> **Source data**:
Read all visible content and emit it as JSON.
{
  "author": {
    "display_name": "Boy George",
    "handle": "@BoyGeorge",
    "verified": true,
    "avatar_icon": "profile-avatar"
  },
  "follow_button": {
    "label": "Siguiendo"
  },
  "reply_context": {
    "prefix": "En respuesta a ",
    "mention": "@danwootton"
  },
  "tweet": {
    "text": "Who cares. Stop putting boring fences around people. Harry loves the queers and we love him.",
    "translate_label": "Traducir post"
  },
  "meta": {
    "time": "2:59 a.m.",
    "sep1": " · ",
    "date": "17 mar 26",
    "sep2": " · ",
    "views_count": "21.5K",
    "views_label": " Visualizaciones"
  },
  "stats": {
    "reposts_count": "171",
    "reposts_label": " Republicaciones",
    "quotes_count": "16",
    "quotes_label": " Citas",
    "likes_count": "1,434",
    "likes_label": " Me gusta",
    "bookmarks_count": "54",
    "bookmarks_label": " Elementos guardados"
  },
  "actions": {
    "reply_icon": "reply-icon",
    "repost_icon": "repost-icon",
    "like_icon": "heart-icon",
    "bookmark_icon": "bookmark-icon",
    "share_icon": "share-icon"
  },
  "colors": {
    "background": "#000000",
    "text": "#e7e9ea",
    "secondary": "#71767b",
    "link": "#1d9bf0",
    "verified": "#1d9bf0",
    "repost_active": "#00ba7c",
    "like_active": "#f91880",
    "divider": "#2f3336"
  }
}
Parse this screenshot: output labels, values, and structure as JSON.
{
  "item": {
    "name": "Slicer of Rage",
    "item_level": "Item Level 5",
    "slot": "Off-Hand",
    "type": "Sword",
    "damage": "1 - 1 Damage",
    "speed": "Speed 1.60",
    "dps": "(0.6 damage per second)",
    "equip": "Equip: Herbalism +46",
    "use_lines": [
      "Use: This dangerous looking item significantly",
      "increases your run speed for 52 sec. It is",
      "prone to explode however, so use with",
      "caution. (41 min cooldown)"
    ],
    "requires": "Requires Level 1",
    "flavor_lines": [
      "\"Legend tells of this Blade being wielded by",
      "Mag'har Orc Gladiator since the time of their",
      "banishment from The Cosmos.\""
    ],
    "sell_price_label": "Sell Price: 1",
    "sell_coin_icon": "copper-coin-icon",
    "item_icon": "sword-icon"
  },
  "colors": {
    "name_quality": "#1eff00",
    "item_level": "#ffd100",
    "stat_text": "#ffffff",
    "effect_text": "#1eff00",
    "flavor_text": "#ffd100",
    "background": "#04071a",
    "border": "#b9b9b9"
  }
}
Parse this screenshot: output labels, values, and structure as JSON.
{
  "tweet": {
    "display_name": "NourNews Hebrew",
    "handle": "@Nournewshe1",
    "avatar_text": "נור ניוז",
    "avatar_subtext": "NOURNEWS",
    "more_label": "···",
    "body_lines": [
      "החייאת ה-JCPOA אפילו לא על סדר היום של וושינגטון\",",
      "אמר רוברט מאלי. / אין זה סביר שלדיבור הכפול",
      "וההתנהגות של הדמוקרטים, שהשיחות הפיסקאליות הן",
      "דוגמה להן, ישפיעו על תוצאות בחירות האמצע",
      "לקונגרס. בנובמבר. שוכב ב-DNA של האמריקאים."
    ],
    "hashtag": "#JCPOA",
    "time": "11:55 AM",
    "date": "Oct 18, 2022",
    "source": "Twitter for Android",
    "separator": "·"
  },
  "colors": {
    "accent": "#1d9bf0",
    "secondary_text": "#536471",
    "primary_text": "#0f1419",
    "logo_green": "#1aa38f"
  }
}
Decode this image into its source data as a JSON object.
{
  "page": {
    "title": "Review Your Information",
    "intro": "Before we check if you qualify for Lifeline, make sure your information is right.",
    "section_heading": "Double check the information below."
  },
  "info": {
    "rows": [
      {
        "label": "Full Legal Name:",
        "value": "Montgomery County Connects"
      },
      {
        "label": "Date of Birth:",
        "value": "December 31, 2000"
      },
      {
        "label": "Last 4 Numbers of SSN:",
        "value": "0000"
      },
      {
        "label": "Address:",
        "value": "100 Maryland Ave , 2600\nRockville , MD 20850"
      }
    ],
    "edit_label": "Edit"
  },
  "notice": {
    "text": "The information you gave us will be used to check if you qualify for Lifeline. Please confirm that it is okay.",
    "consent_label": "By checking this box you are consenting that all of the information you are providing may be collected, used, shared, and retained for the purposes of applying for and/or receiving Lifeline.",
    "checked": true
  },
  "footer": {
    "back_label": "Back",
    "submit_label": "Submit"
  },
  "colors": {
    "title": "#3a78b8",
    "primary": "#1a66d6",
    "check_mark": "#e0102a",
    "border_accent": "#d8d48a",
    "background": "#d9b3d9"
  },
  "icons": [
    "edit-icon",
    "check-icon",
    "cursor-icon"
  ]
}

> **Set problem**:
Exactly as shown above, return every record.

> **Reply to the exercise**:
Read all visible content and emit it as JSON.
{
  "author": {
    "display_name": "Boy George",
    "handle": "@BoyGeorge",
    "verified": true,
    "avatar_icon": "profile-avatar"
  },
  "follow_button": {
    "label": "Siguiendo"
  },
  "reply_context": {
    "prefix": "En respuesta a ",
    "mention": "@danwootton"
  },
  "tweet": {
    "text": "Who cares. Stop putting boring fences around people. Harry loves the queers and we love him.",
    "translate_label": "Traducir post"
  },
  "meta": {
    "time": "2:59 a.m.",
    "sep1": " · ",
    "date": "17 mar 26",
    "sep2": " · ",
    "views_count": "21.5K",
    "views_label": " Visualizaciones"
  },
  "stats": {
    "reposts_count": "171",
    "reposts_label": " Republicaciones",
    "quotes_count": "16",
    "quotes_label": " Citas",
    "likes_count": "1,434",
    "likes_label": " Me gusta",
    "bookmarks_count": "54",
    "bookmarks_label": " Elementos guardados"
  },
  "actions": {
    "reply_icon": "reply-icon",
    "repost_icon": "repost-icon",
    "like_icon": "heart-icon",
    "bookmark_icon": "bookmark-icon",
    "share_icon": "share-icon"
  },
  "colors": {
    "background": "#000000",
    "text": "#e7e9ea",
    "secondary": "#71767b",
    "link": "#1d9bf0",
    "verified": "#1d9bf0",
    "repost_active": "#00ba7c",
    "like_active": "#f91880",
    "divider": "#2f3336"
  }
}
Parse this screenshot: output labels, values, and structure as JSON.
{
  "item": {
    "name": "Slicer of Rage",
    "item_level": "Item Level 5",
    "slot": "Off-Hand",
    "type": "Sword",
    "damage": "1 - 1 Damage",
    "speed": "Speed 1.60",
    "dps": "(0.6 damage per second)",
    "equip": "Equip: Herbalism +46",
    "use_lines": [
      "Use: This dangerous looking item significantly",
      "increases your run speed for 52 sec. It is",
      "prone to explode however, so use with",
      "caution. (41 min cooldown)"
    ],
    "requires": "Requires Level 1",
    "flavor_lines": [
      "\"Legend tells of this Blade being wielded by",
      "Mag'har Orc Gladiator since the time of their",
      "banishment from The Cosmos.\""
    ],
    "sell_price_label": "Sell Price: 1",
    "sell_coin_icon": "copper-coin-icon",
    "item_icon": "sword-icon"
  },
  "colors": {
    "name_quality": "#1eff00",
    "item_level": "#ffd100",
    "stat_text": "#ffffff",
    "effect_text": "#1eff00",
    "flavor_text": "#ffd100",
    "background": "#04071a",
    "border": "#b9b9b9"
  }
}
Parse this screenshot: output labels, values, and structure as JSON.
{
  "tweet": {
    "display_name": "NourNews Hebrew",
    "handle": "@Nournewshe1",
    "avatar_text": "נור ניוז",
    "avatar_subtext": "NOURNEWS",
    "more_label": "···",
    "body_lines": [
      "החייאת ה-JCPOA אפילו לא על סדר היום של וושינגטון\",",
      "אמר רוברט מאלי. / אין זה סביר שלדיבור הכפול",
      "וההתנהגות של הדמוקרטים, שהשיחות הפיסקאליות הן",
      "דוגמה להן, ישפיעו על תוצאות בחירות האמצע",
      "לקונגרס. בנובמבר. שוכב ב-DNA של האמריקאים."
    ],
    "hashtag": "#JCPOA",
    "time": "11:55 AM",
    "date": "Oct 18, 2022",
    "source": "Twitter for Android",
    "separator": "·"
  },
  "colors": {
    "accent": "#1d9bf0",
    "secondary_text": "#536471",
    "primary_text": "#0f1419",
    "logo_green": "#1aa38f"
  }
}
Decode this image into its source data as a JSON object.
{
  "page": {
    "title": "Review Your Information",
    "intro": "Before we check if you qualify for Lifeline, make sure your information is right.",
    "section_heading": "Double check the information below."
  },
  "info": {
    "rows": [
      {
        "label": "Full Legal Name:",
        "value": "Montgomery County Connects"
      },
      {
        "label": "Date of Birth:",
        "value": "December 31, 2000"
      },
      {
        "label": "Last 4 Numbers of SSN:",
        "value": "0000"
      },
      {
        "label": "Address:",
        "value": "100 Maryland Ave , 2600\nRockville , MD 20850"
      }
    ],
    "edit_label": "Edit"
  },
  "notice": {
    "text": "The information you gave us will be used to check if you qualify for Lifeline. Please confirm that it is okay.",
    "consent_label": "By checking this box you are consenting that all of the information you are providing may be collected, used, shared, and retained for the purposes of applying for and/or receiving Lifeline.",
    "checked": true
  },
  "footer": {
    "back_label": "Back",
    "submit_label": "Submit"
  },
  "colors": {
    "title": "#3a78b8",
    "primary": "#1a66d6",
    "check_mark": "#e0102a",
    "border_accent": "#d8d48a",
    "background": "#d9b3d9"
  },
  "icons": [
    "edit-icon",
    "check-icon",
    "cursor-icon"
  ]
}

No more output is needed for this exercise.